Instructions for the task
Check each line of the records below and collect those holding "Kahoot".

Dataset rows
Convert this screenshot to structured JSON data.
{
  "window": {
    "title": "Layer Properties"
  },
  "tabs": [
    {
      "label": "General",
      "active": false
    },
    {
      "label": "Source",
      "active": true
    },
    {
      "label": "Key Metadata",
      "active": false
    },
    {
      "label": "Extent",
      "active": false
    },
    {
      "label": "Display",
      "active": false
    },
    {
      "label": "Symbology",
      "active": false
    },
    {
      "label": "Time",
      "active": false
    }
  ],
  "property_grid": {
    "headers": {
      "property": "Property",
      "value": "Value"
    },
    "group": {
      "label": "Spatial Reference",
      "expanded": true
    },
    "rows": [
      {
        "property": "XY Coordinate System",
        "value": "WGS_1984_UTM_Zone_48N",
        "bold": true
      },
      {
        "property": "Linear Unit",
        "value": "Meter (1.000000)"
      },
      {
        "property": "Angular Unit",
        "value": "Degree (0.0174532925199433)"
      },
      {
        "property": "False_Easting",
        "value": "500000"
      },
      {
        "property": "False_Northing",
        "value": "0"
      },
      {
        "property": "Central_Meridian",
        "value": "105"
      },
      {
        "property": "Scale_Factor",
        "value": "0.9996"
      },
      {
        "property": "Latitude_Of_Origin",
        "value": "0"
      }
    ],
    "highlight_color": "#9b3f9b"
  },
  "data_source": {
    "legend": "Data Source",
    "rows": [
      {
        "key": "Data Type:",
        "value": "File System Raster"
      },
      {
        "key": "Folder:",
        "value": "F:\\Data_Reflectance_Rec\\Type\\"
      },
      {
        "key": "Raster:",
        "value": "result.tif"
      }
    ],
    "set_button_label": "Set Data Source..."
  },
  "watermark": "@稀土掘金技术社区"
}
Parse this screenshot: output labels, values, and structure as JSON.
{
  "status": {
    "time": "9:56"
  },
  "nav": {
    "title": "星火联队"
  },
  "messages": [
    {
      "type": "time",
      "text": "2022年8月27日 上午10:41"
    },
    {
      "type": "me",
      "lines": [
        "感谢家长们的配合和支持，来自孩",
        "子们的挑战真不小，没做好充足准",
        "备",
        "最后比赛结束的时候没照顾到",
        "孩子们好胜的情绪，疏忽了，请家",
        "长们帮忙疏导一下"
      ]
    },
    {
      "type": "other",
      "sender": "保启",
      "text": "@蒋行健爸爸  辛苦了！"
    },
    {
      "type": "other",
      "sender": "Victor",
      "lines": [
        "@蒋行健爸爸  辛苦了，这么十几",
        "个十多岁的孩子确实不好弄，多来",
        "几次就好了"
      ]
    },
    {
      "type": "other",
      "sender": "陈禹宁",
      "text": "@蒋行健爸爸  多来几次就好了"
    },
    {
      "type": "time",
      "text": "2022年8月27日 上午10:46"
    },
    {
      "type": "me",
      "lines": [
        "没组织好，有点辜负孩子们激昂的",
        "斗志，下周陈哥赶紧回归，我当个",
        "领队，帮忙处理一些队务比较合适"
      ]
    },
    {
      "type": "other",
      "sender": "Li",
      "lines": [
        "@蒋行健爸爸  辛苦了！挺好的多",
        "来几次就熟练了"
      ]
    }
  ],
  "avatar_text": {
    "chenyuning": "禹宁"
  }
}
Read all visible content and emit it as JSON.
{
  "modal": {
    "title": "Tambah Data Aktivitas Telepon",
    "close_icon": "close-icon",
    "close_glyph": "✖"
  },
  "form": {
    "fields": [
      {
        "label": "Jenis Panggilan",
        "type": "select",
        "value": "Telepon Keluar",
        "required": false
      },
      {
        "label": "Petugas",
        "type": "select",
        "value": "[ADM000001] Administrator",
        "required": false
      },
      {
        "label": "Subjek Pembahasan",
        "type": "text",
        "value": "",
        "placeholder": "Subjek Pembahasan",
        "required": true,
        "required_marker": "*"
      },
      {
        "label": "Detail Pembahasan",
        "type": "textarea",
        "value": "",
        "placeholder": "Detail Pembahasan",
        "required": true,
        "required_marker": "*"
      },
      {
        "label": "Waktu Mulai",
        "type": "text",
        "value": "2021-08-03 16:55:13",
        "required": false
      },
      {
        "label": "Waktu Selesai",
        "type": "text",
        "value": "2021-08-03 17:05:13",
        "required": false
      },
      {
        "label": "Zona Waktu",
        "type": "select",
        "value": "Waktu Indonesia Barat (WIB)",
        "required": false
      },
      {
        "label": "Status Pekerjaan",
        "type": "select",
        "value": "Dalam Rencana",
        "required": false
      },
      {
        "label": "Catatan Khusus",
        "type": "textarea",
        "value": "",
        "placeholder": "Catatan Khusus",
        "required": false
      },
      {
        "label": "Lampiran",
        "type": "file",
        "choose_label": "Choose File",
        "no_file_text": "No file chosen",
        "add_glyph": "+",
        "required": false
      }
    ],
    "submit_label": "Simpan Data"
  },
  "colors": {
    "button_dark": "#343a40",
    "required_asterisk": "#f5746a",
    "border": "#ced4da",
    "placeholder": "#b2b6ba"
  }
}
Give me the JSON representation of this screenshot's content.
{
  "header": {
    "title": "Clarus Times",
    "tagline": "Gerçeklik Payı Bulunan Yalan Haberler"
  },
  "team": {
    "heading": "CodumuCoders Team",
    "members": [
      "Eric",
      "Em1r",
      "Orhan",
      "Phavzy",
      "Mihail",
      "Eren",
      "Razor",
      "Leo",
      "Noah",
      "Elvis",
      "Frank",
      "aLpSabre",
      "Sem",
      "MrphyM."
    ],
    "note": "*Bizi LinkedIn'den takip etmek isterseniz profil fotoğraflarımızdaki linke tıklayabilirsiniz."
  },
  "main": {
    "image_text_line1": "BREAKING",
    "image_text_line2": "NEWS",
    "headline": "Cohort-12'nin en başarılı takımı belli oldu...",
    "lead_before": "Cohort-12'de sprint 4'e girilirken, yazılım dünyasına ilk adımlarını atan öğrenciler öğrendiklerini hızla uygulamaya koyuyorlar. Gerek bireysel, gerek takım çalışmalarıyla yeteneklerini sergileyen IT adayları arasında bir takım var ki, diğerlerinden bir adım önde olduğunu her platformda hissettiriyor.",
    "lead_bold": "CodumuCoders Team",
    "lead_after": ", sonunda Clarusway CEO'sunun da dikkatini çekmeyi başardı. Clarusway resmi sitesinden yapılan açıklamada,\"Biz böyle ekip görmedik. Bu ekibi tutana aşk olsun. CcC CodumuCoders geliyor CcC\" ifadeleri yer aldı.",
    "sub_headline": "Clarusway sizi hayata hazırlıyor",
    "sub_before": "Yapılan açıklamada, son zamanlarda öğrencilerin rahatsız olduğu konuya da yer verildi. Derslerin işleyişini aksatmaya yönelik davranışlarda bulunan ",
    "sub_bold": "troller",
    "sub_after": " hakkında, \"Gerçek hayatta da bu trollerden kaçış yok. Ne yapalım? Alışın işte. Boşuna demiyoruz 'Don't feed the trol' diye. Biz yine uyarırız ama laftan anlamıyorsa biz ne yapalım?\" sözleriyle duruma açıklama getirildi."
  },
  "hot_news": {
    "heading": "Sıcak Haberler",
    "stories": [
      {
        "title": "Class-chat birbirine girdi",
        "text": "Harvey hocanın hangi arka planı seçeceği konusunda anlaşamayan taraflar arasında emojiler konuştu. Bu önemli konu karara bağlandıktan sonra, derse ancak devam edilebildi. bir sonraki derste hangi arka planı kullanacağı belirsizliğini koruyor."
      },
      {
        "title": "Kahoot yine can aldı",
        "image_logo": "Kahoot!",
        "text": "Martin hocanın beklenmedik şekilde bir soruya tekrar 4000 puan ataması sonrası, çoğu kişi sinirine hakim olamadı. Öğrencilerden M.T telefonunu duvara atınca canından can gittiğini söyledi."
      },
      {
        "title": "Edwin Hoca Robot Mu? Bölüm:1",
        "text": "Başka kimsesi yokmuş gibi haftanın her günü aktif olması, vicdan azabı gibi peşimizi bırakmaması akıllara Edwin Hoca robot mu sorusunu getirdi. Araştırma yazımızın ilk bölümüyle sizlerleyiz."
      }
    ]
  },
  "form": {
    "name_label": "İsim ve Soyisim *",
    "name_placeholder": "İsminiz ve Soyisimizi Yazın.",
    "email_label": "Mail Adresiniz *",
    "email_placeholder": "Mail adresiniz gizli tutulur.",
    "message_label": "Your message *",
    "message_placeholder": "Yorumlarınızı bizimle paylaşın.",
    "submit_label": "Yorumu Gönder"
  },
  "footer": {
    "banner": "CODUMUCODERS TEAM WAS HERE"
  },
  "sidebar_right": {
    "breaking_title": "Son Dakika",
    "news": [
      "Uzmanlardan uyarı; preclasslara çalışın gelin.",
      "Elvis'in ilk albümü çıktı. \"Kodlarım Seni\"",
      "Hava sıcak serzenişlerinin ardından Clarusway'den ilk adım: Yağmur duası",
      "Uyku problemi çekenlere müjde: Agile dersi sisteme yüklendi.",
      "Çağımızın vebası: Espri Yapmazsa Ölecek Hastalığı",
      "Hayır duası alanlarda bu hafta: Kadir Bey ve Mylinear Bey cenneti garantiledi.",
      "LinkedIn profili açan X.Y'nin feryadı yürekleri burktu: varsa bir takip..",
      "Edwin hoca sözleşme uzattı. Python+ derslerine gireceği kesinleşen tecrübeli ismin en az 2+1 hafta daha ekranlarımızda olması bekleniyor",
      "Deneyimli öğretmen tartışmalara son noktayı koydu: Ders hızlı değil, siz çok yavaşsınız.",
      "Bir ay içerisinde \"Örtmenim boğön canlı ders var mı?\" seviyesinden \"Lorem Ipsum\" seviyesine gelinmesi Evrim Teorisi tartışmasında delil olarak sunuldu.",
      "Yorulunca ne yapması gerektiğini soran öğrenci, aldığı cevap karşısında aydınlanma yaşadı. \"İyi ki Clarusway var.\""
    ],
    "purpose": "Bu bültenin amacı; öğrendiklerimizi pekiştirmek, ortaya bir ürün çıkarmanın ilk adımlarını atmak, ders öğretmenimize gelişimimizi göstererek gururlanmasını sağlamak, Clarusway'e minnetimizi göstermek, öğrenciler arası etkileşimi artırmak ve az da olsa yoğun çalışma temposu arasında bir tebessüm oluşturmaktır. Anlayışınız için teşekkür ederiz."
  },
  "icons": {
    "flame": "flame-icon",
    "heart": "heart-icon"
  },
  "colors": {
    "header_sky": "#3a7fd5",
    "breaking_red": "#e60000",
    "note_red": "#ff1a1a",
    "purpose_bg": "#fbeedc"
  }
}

Worked solution
        "title": "Kahoot yine can aldı",
        "image_logo": "Kahoot!",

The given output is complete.